- [Set exercise]
Return each line containing "while".

start

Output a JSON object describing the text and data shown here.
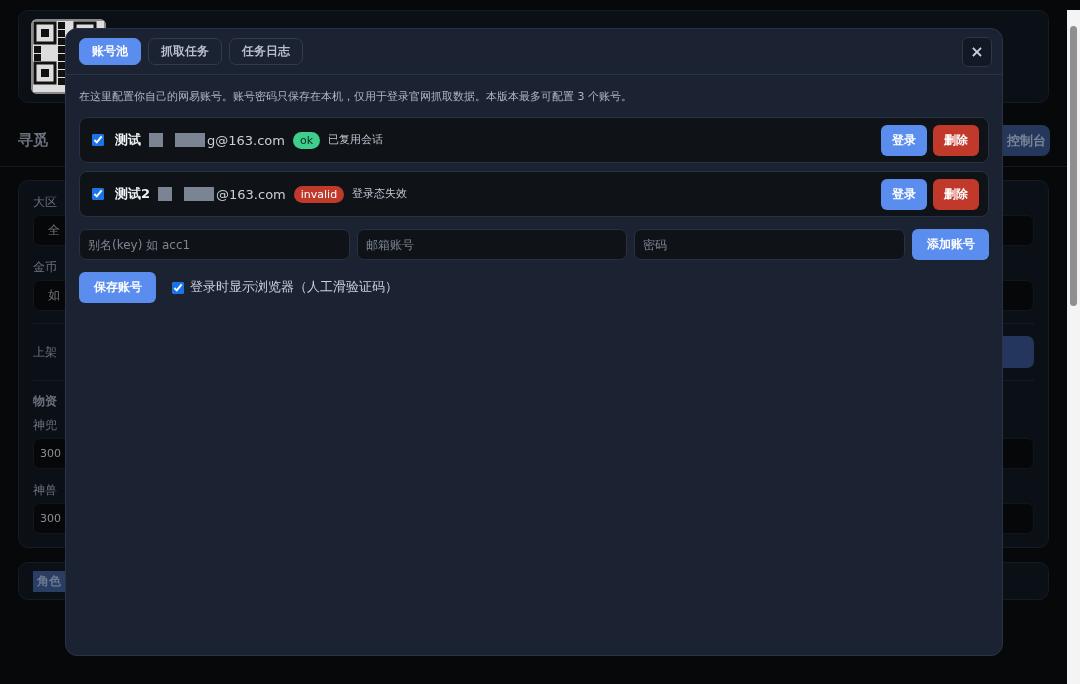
{
  "background": {
    "heading": "寻觅",
    "console_button": "控制台",
    "fields": [
      {
        "label": "大区",
        "value": "全"
      },
      {
        "label": "金币",
        "placeholder": "如"
      }
    ],
    "status_label": "上架",
    "section_title": "物资",
    "items": [
      {
        "label": "神兜",
        "value": "300"
      },
      {
        "label": "神兽",
        "value": "300"
      }
    ],
    "role_tag": "角色"
  },
  "dialog": {
    "tabs": [
      {
        "label": "账号池",
        "selected": true
      },
      {
        "label": "抓取任务",
        "selected": false
      },
      {
        "label": "任务日志",
        "selected": false
      }
    ],
    "close": "×",
    "intro": "在这里配置你自己的网易账号。账号密码只保存在本机，仅用于登录官网抓取数据。本版本最多可配置 3 个账号。",
    "accounts": [
      {
        "checked": true,
        "name": "测试",
        "email": "g@163.com",
        "status": "ok",
        "color": "#3ecf8e",
        "note": "已复用会话",
        "login": "登录",
        "delete": "删除"
      },
      {
        "checked": true,
        "name": "测试2",
        "email": "@163.com",
        "status": "invalid",
        "color": "#c0392b",
        "note": "登录态失效",
        "login": "登录",
        "delete": "删除"
      }
    ],
    "new_account": {
      "alias_placeholder": "别名(key) 如 acc1",
      "email_placeholder": "邮箱账号",
      "password_placeholder": "密码",
      "add_button": "添加账号"
    },
    "save_button": "保存账号",
    "show_browser": {
      "checked": true,
      "label": "登录时显示浏览器（人工滑验证码）"
    }
  }
}
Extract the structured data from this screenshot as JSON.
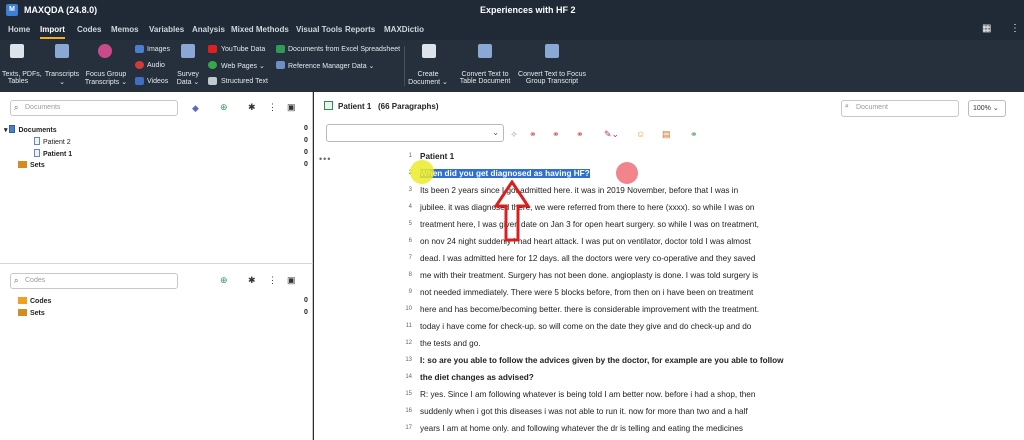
{
  "titlebar": {
    "app": "MAXQDA (24.8.0)",
    "project": "Experiences with HF 2"
  },
  "menu": [
    "Home",
    "Import",
    "Codes",
    "Memos",
    "Variables",
    "Analysis",
    "Mixed Methods",
    "Visual Tools",
    "Reports",
    "MAXDictio"
  ],
  "menu_active": "Import",
  "ribbon": {
    "texts_pdfs": "Texts, PDFs,",
    "tables": "Tables",
    "transcripts": "Transcripts",
    "focus_group_1": "Focus Group",
    "focus_group_2": "Transcripts",
    "images": "Images",
    "audio": "Audio",
    "videos": "Videos",
    "survey_1": "Survey",
    "survey_2": "Data",
    "youtube": "YouTube Data",
    "web_pages": "Web Pages",
    "structured_text": "Structured Text",
    "excel": "Documents from Excel Spreadsheet",
    "reference": "Reference Manager Data",
    "create_1": "Create",
    "create_2": "Document",
    "convert_table_1": "Convert Text to",
    "convert_table_2": "Table Document",
    "convert_focus_1": "Convert Text to Focus",
    "convert_focus_2": "Group Transcript"
  },
  "documents_panel": {
    "search_placeholder": "Documents",
    "root": "Documents",
    "items": [
      "Patient 2",
      "Patient 1"
    ],
    "sets": "Sets",
    "counts": [
      "0",
      "0",
      "0",
      "0"
    ]
  },
  "codes_panel": {
    "search_placeholder": "Codes",
    "codes": "Codes",
    "sets": "Sets",
    "counts": [
      "0",
      "0"
    ]
  },
  "browser": {
    "title": "Patient 1",
    "paragraphs": "(66 Paragraphs)",
    "search_placeholder": "Document",
    "zoom": "100%",
    "lines": [
      {
        "n": "1",
        "t": "Patient 1",
        "bold": true
      },
      {
        "n": "2",
        "t": "When did you get diagnosed as having HF?",
        "bold": true,
        "hl": true
      },
      {
        "n": "3",
        "t": "Its been 2 years since I got admitted here. it was in 2019 November, before that I was in"
      },
      {
        "n": "4",
        "t": "jubilee. it was diagnosed there, we were referred from there to here (xxxx). so while I was on"
      },
      {
        "n": "5",
        "t": "treatment here, I was given date on Jan 3 for open heart surgery. so while I was on treatment,"
      },
      {
        "n": "6",
        "t": "on nov 24 night suddenly I had heart attack. I was put on ventilator, doctor told I was almost"
      },
      {
        "n": "7",
        "t": "dead. I was admitted here for 12 days. all the doctors were very co-operative and they saved"
      },
      {
        "n": "8",
        "t": "me with their treatment. Surgery has not been done. angioplasty is done. I was told surgery is"
      },
      {
        "n": "9",
        "t": "not needed immediately. There were 5 blocks before, from then on i have been on treatment"
      },
      {
        "n": "10",
        "t": "here and has become/becoming better. there is considerable improvement with the treatment."
      },
      {
        "n": "11",
        "t": "today i have come for check-up. so will come on the date they give and do check-up and do"
      },
      {
        "n": "12",
        "t": "the tests and go."
      },
      {
        "n": "13",
        "t": "I: so are you able to follow the advices given by the doctor, for example are you able to follow",
        "bold": true
      },
      {
        "n": "14",
        "t": "the diet changes as advised?",
        "bold": true
      },
      {
        "n": "15",
        "t": "R: yes. Since I am following whatever is being told I am better now. before i had a shop, then"
      },
      {
        "n": "16",
        "t": "suddenly when i got this diseases i was not able to run it. now for more than two and a half"
      },
      {
        "n": "17",
        "t": "years I am at home only. and following whatever the dr is telling and eating the medicines"
      }
    ]
  },
  "colors": {
    "highlight": "#2f6fcf",
    "marker_yellow": "#ebeb28",
    "marker_red": "#f06e78",
    "arrow": "#d82020"
  }
}
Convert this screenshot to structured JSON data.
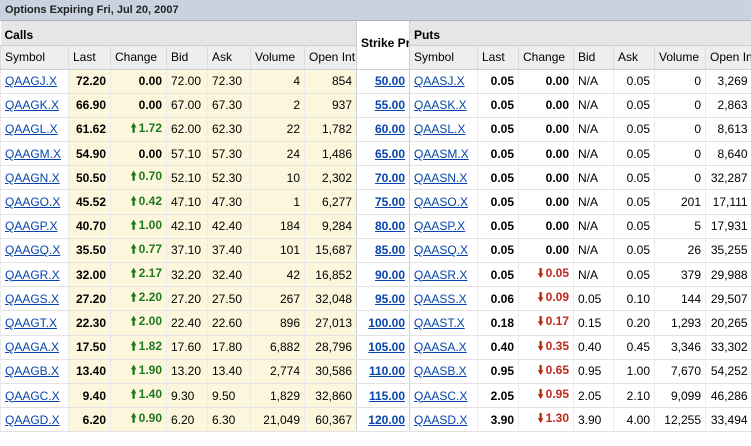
{
  "title": "Options Expiring Fri, Jul 20, 2007",
  "groups": {
    "calls": "Calls",
    "strike": "Strike Price",
    "puts": "Puts"
  },
  "columns": {
    "calls": [
      "Symbol",
      "Last",
      "Change",
      "Bid",
      "Ask",
      "Volume",
      "Open Int"
    ],
    "puts": [
      "Symbol",
      "Last",
      "Change",
      "Bid",
      "Ask",
      "Volume",
      "Open Int"
    ]
  },
  "colors": {
    "up": "#1f7a1f",
    "down": "#c0281c",
    "link": "#0645ad",
    "row_shade": "#fcf7dc"
  },
  "rows": [
    {
      "call": {
        "symbol": "QAAGJ.X",
        "last": "72.20",
        "change": "0.00",
        "dir": "none",
        "bid": "72.00",
        "ask": "72.30",
        "volume": "4",
        "open_int": "854"
      },
      "strike": "50.00",
      "put": {
        "symbol": "QAASJ.X",
        "last": "0.05",
        "change": "0.00",
        "dir": "none",
        "bid": "N/A",
        "ask": "0.05",
        "volume": "0",
        "open_int": "3,269"
      }
    },
    {
      "call": {
        "symbol": "QAAGK.X",
        "last": "66.90",
        "change": "0.00",
        "dir": "none",
        "bid": "67.00",
        "ask": "67.30",
        "volume": "2",
        "open_int": "937"
      },
      "strike": "55.00",
      "put": {
        "symbol": "QAASK.X",
        "last": "0.05",
        "change": "0.00",
        "dir": "none",
        "bid": "N/A",
        "ask": "0.05",
        "volume": "0",
        "open_int": "2,863"
      }
    },
    {
      "call": {
        "symbol": "QAAGL.X",
        "last": "61.62",
        "change": "1.72",
        "dir": "up",
        "bid": "62.00",
        "ask": "62.30",
        "volume": "22",
        "open_int": "1,782"
      },
      "strike": "60.00",
      "put": {
        "symbol": "QAASL.X",
        "last": "0.05",
        "change": "0.00",
        "dir": "none",
        "bid": "N/A",
        "ask": "0.05",
        "volume": "0",
        "open_int": "8,613"
      }
    },
    {
      "call": {
        "symbol": "QAAGM.X",
        "last": "54.90",
        "change": "0.00",
        "dir": "none",
        "bid": "57.10",
        "ask": "57.30",
        "volume": "24",
        "open_int": "1,486"
      },
      "strike": "65.00",
      "put": {
        "symbol": "QAASM.X",
        "last": "0.05",
        "change": "0.00",
        "dir": "none",
        "bid": "N/A",
        "ask": "0.05",
        "volume": "0",
        "open_int": "8,640"
      }
    },
    {
      "call": {
        "symbol": "QAAGN.X",
        "last": "50.50",
        "change": "0.70",
        "dir": "up",
        "bid": "52.10",
        "ask": "52.30",
        "volume": "10",
        "open_int": "2,302"
      },
      "strike": "70.00",
      "put": {
        "symbol": "QAASN.X",
        "last": "0.05",
        "change": "0.00",
        "dir": "none",
        "bid": "N/A",
        "ask": "0.05",
        "volume": "0",
        "open_int": "32,287"
      }
    },
    {
      "call": {
        "symbol": "QAAGO.X",
        "last": "45.52",
        "change": "0.42",
        "dir": "up",
        "bid": "47.10",
        "ask": "47.30",
        "volume": "1",
        "open_int": "6,277"
      },
      "strike": "75.00",
      "put": {
        "symbol": "QAASO.X",
        "last": "0.05",
        "change": "0.00",
        "dir": "none",
        "bid": "N/A",
        "ask": "0.05",
        "volume": "201",
        "open_int": "17,111"
      }
    },
    {
      "call": {
        "symbol": "QAAGP.X",
        "last": "40.70",
        "change": "1.00",
        "dir": "up",
        "bid": "42.10",
        "ask": "42.40",
        "volume": "184",
        "open_int": "9,284"
      },
      "strike": "80.00",
      "put": {
        "symbol": "QAASP.X",
        "last": "0.05",
        "change": "0.00",
        "dir": "none",
        "bid": "N/A",
        "ask": "0.05",
        "volume": "5",
        "open_int": "17,931"
      }
    },
    {
      "call": {
        "symbol": "QAAGQ.X",
        "last": "35.50",
        "change": "0.77",
        "dir": "up",
        "bid": "37.10",
        "ask": "37.40",
        "volume": "101",
        "open_int": "15,687"
      },
      "strike": "85.00",
      "put": {
        "symbol": "QAASQ.X",
        "last": "0.05",
        "change": "0.00",
        "dir": "none",
        "bid": "N/A",
        "ask": "0.05",
        "volume": "26",
        "open_int": "35,255"
      }
    },
    {
      "call": {
        "symbol": "QAAGR.X",
        "last": "32.00",
        "change": "2.17",
        "dir": "up",
        "bid": "32.20",
        "ask": "32.40",
        "volume": "42",
        "open_int": "16,852"
      },
      "strike": "90.00",
      "put": {
        "symbol": "QAASR.X",
        "last": "0.05",
        "change": "0.05",
        "dir": "down",
        "bid": "N/A",
        "ask": "0.05",
        "volume": "379",
        "open_int": "29,988"
      }
    },
    {
      "call": {
        "symbol": "QAAGS.X",
        "last": "27.20",
        "change": "2.20",
        "dir": "up",
        "bid": "27.20",
        "ask": "27.50",
        "volume": "267",
        "open_int": "32,048"
      },
      "strike": "95.00",
      "put": {
        "symbol": "QAASS.X",
        "last": "0.06",
        "change": "0.09",
        "dir": "down",
        "bid": "0.05",
        "ask": "0.10",
        "volume": "144",
        "open_int": "29,507"
      }
    },
    {
      "call": {
        "symbol": "QAAGT.X",
        "last": "22.30",
        "change": "2.00",
        "dir": "up",
        "bid": "22.40",
        "ask": "22.60",
        "volume": "896",
        "open_int": "27,013"
      },
      "strike": "100.00",
      "put": {
        "symbol": "QAAST.X",
        "last": "0.18",
        "change": "0.17",
        "dir": "down",
        "bid": "0.15",
        "ask": "0.20",
        "volume": "1,293",
        "open_int": "20,265"
      }
    },
    {
      "call": {
        "symbol": "QAAGA.X",
        "last": "17.50",
        "change": "1.82",
        "dir": "up",
        "bid": "17.60",
        "ask": "17.80",
        "volume": "6,882",
        "open_int": "28,796"
      },
      "strike": "105.00",
      "put": {
        "symbol": "QAASA.X",
        "last": "0.40",
        "change": "0.35",
        "dir": "down",
        "bid": "0.40",
        "ask": "0.45",
        "volume": "3,346",
        "open_int": "33,302"
      }
    },
    {
      "call": {
        "symbol": "QAAGB.X",
        "last": "13.40",
        "change": "1.90",
        "dir": "up",
        "bid": "13.20",
        "ask": "13.40",
        "volume": "2,774",
        "open_int": "30,586"
      },
      "strike": "110.00",
      "put": {
        "symbol": "QAASB.X",
        "last": "0.95",
        "change": "0.65",
        "dir": "down",
        "bid": "0.95",
        "ask": "1.00",
        "volume": "7,670",
        "open_int": "54,252"
      }
    },
    {
      "call": {
        "symbol": "QAAGC.X",
        "last": "9.40",
        "change": "1.40",
        "dir": "up",
        "bid": "9.30",
        "ask": "9.50",
        "volume": "1,829",
        "open_int": "32,860"
      },
      "strike": "115.00",
      "put": {
        "symbol": "QAASC.X",
        "last": "2.05",
        "change": "0.95",
        "dir": "down",
        "bid": "2.05",
        "ask": "2.10",
        "volume": "9,099",
        "open_int": "46,286"
      }
    },
    {
      "call": {
        "symbol": "QAAGD.X",
        "last": "6.20",
        "change": "0.90",
        "dir": "up",
        "bid": "6.20",
        "ask": "6.30",
        "volume": "21,049",
        "open_int": "60,367"
      },
      "strike": "120.00",
      "put": {
        "symbol": "QAASD.X",
        "last": "3.90",
        "change": "1.30",
        "dir": "down",
        "bid": "3.90",
        "ask": "4.00",
        "volume": "12,255",
        "open_int": "33,494"
      }
    }
  ]
}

end

- [Output]
        "t": "jubilee. it was diagnosed there, we were referred from there to here (xxxx). so while I was on"
        "t": "treatment here, I was given date on Jan 3 for open heart surgery. so while I was on treatment,"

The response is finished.